▸ Problem set:
A. Retype the OpenRISC patch message below, everything from "Volatile memory does" down to "(zero_extend<mode>si2): Update predicate.".
B. According to the OpenRISC patch message below, who provided the test that uncovered the volatile memory load issue?
C. Carry on the OpenRISC patch message below from the point where it stops.

BEGIN Text extract

All of lore.kernel.org
 help / color / mirror / Atom feed
From: Stafford Horne <shorne@gmail.com>
To: openrisc@lists.librecores.org
Subject: [OpenRISC] [PATCH v3 1/5] or1k: Fix code quality for volatile memory loads
Date: Tue,  9 Jul 2019 22:06:22 +0900	[thread overview]
Message-ID: <20190709130626.11226-2-shorne@gmail.com> (raw)
In-Reply-To: <20190709130626.11226-1-shorne@gmail.com>

Volatile memory does not match the memory_operand predicate.  This
causes extra extend/mask instructions instructions when reading
from volatile memory.  On OpenRISC loading volatile memory can be
treated the same as regular memory loads which supports combined
sign/zero extends.  Fixing this eliminates the need for extra
extend/mask instructions.

This also adds a test provided by Richard Selvaggi which uncovered the
issue while we were looking into another issue.

gcc/ChangeLog:

	PR target/90363
	* config/or1k/or1k.md (zero_extend<mode>si2): Update predicate.
	(extend<mode>si2): Update predicate.
	* gcc/config/or1k/predicates.md (volatile_mem_operand): New.
	(reg_or_mem_operand): New.

gcc/testsuite/ChangeLog:

	PR target/90363
	* gcc.target/or1k/swap-1.c: New test.
	* gcc.target/or1k/swap-2.c: New test.
---
Changes since v2:
 - Fix comment format issue, pointed out by Segher

 gcc/config/or1k/or1k.md                |  6 +--
 gcc/config/or1k/predicates.md          | 18 +++++++
 gcc/testsuite/gcc.target/or1k/swap-1.c | 70 ++++++++++++++++++++++++++
 gcc/testsuite/gcc.target/or1k/swap-2.c | 47 +++++++++++++++++
 4 files changed, 138 insertions(+), 3 deletions(-)

END Text extract
BEGIN Data provided

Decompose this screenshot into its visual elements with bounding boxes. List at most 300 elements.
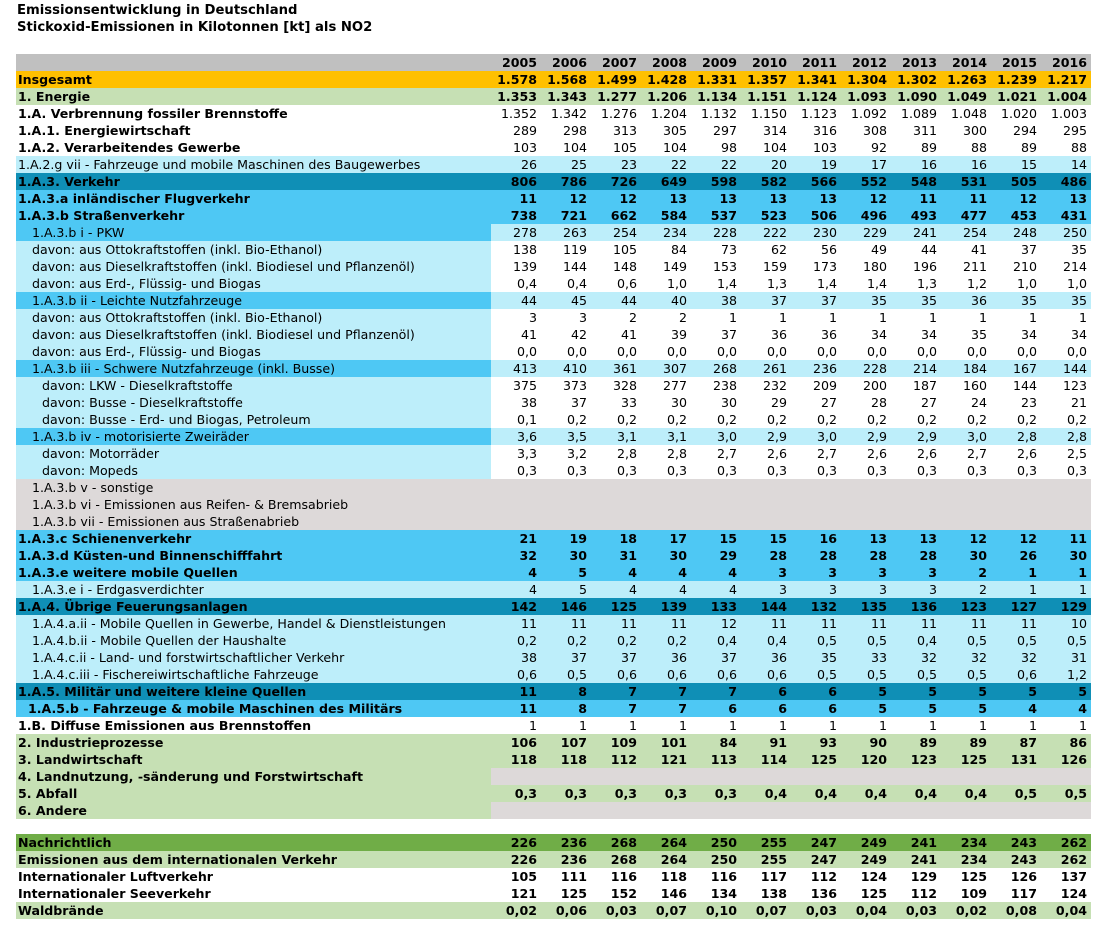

END Data provided

▸ Answers to the problems:
A.
Volatile memory does not match the memory_operand predicate.  This
causes extra extend/mask instructions instructions when reading
from volatile memory.  On OpenRISC loading volatile memory can be
treated the same as regular memory loads which supports combined
sign/zero extends.  Fixing this eliminates the need for extra
extend/mask instructions.

This also adds a test provided by Richard Selvaggi which uncovered the
issue while we were looking into another issue.

gcc/ChangeLog:

	PR target/90363
	* config/or1k/or1k.md (zero_extend<mode>si2): Update predicate.

B. Richard Selvaggi

C.
 create mode 100644 gcc/testsuite/gcc.target/or1k/swap-1.c
 create mode 100644 gcc/testsuite/gcc.target/or1k/swap-2.c

diff --git a/gcc/config/or1k/or1k.md b/gcc/config/or1k/or1k.md
index 2dad51cd46b..757d899c442 100644
--- a/gcc/config/or1k/or1k.md
+++ b/gcc/config/or1k/or1k.md
@@ -328,11 +328,11 @@
 ;; Sign Extending
 ;; -------------------------------------------------------------------------
 
-;; Zero extension can always be done with AND and an extending load.
+;; Zero extension can always be done with AND or an extending load.
 
 (define_insn "zero_extend<mode>si2"
   [(set (match_operand:SI 0 "register_operand"                     "=r,r")
-	(zero_extend:SI (match_operand:I12 1 "nonimmediate_operand" "r,m")))]
+	(zero_extend:SI (match_operand:I12 1 "reg_or_mem_operand" "r,m")))]
   ""
   "@
    l.andi\t%0, %1, <zext_andi>
@@ -344,7 +344,7 @@
 
 (define_insn "extend<mode>si2"
   [(set (match_operand:SI 0 "register_operand"                      "=r,r")
-	(sign_extend:SI (match_operand:I12 1 "nonimmediate_operand"  "r,m")))]
+	(sign_extend:SI (match_operand:I12 1 "reg_or_mem_operand"  "r,m")))]
   "TARGET_SEXT"
   "@
    l.ext<ldst>s\t%0, %1
diff --git a/gcc/config/or1k/predicates.md b/gcc/config/or1k/predicates.md
index 879236bca49..dad1c5d4be3 100644
--- a/gcc/config/or1k/predicates.md
+++ b/gcc/config/or1k/predicates.md
@@ -82,3 +82,21 @@
 
 (define_predicate "equality_comparison_operator"
   (match_code "ne,eq"))
+
+;; Borrowed from rs6000
+;; Return true if the operand is in volatile memory.  Note that during the
+;; RTL generation phase, memory_operand does not return TRUE for volatile
+;; memory references.  So this function allows us to recognize volatile
+;; references where it's safe.
+(define_predicate "volatile_mem_operand"
+  (and (match_code "mem")
+       (match_test "MEM_VOLATILE_P (op)")
+       (if_then_else (match_test "reload_completed")
+	 (match_operand 0 "memory_operand")
+	 (match_test "memory_address_p (mode, XEXP (op, 0))"))))
+
+;; Return true if the operand is a register or memory; including volatile
+;; memory.
+(define_predicate "reg_or_mem_operand"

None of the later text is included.